→ **PROBLEM DETAILS**: In the records that follow, show each line where the word "horizontal" is present.

→ **GIVEN RECORDS**:
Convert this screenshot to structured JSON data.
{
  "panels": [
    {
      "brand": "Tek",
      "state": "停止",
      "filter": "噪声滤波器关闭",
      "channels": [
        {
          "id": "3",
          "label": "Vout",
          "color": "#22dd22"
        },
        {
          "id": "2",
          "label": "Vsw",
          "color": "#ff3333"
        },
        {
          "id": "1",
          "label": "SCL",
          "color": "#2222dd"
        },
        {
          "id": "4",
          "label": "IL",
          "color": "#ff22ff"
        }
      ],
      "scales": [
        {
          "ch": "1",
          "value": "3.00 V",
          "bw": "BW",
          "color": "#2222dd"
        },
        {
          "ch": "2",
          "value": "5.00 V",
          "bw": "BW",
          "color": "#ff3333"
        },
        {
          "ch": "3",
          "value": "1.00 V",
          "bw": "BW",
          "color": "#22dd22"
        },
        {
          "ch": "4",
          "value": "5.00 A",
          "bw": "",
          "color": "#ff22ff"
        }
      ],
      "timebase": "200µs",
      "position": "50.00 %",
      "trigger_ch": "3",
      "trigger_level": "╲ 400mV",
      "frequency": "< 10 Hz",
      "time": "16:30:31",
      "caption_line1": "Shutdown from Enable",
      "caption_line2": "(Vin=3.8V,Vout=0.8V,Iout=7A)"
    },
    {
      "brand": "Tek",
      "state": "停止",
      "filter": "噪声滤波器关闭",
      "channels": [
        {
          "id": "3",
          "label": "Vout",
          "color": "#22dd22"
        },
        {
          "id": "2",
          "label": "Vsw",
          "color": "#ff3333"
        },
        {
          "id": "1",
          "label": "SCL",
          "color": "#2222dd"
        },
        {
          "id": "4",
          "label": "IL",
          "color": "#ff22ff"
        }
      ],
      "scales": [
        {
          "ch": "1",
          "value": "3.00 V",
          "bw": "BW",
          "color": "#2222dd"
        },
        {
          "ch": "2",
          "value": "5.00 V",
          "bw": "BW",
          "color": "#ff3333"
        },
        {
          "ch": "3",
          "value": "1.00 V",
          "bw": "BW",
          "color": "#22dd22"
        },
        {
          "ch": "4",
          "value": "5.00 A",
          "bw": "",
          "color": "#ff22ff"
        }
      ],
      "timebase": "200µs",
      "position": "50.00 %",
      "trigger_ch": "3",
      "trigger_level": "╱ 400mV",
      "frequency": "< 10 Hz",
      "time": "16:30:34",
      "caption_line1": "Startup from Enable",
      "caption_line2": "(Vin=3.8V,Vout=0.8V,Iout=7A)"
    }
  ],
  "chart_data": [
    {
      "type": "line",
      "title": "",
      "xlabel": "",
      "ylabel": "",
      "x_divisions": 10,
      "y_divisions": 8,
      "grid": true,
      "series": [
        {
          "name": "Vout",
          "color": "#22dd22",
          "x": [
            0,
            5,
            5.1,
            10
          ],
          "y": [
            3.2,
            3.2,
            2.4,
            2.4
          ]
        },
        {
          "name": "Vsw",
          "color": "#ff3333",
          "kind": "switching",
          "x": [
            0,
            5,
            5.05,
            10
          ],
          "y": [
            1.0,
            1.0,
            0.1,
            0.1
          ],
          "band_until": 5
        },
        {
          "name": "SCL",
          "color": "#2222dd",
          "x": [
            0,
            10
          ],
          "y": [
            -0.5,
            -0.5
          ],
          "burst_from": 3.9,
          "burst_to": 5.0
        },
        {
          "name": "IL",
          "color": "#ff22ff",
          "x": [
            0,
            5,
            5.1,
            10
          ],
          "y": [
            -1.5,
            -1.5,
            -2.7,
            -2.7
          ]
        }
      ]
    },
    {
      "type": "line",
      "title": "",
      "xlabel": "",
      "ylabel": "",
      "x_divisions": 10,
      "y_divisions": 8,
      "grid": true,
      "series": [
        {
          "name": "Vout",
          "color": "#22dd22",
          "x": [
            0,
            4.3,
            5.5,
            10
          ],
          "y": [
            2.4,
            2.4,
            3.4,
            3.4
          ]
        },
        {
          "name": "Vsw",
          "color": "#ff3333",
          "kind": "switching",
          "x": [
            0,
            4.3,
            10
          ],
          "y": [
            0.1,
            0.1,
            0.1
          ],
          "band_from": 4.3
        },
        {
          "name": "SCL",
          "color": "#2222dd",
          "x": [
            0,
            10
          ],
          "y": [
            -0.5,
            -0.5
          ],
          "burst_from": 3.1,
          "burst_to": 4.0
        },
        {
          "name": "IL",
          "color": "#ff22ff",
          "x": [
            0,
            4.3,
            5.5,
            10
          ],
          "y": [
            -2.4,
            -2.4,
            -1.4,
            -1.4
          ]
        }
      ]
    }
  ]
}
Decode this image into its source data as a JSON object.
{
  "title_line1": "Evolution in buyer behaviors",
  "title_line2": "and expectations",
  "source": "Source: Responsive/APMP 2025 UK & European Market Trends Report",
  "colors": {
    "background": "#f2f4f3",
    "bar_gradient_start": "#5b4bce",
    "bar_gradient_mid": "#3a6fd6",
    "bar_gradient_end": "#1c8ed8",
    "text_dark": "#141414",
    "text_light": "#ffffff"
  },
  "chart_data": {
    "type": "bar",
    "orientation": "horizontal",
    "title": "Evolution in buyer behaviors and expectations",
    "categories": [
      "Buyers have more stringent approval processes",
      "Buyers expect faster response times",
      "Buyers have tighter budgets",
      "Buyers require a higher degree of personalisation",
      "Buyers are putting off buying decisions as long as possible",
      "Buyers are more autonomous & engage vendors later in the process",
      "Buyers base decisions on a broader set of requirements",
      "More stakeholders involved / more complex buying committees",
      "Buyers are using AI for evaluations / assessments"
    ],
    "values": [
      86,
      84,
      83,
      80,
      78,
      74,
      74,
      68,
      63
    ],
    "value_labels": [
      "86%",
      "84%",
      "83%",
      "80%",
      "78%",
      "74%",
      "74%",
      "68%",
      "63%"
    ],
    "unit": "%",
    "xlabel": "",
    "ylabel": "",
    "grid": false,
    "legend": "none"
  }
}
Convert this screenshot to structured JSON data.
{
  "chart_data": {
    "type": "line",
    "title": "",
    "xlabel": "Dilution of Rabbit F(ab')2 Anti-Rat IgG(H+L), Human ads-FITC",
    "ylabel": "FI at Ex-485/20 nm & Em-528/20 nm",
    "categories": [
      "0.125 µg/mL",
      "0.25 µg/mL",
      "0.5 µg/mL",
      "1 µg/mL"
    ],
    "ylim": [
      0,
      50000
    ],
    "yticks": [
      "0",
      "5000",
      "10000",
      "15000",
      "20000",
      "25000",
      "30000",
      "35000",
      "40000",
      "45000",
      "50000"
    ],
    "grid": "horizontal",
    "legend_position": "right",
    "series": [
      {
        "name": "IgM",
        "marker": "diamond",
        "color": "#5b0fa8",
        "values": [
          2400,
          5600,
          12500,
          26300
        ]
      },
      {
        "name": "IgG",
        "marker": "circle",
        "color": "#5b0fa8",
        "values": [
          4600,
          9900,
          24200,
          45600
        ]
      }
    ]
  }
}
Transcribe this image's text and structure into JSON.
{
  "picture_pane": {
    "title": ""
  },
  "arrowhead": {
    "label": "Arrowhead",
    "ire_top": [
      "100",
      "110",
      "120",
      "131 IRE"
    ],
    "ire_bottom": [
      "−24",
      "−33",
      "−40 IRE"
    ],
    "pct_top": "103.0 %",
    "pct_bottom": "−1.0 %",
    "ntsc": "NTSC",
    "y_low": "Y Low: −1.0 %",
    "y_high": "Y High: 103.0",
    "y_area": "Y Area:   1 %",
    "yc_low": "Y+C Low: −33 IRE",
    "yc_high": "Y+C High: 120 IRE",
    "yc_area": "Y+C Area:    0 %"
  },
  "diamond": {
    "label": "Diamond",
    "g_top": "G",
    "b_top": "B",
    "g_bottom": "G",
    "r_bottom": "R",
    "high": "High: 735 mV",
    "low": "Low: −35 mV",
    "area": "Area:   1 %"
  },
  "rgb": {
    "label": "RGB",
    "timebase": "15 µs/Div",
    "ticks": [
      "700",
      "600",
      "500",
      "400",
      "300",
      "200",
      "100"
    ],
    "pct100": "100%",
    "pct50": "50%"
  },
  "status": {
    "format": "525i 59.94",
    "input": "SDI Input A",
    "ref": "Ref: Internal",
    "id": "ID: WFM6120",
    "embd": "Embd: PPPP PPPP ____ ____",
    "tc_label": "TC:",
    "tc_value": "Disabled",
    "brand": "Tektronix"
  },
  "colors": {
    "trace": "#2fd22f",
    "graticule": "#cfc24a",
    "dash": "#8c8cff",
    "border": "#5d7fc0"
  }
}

→ **TASK OUTPUT**:
    "orientation": "horizontal",
    "grid": "horizontal",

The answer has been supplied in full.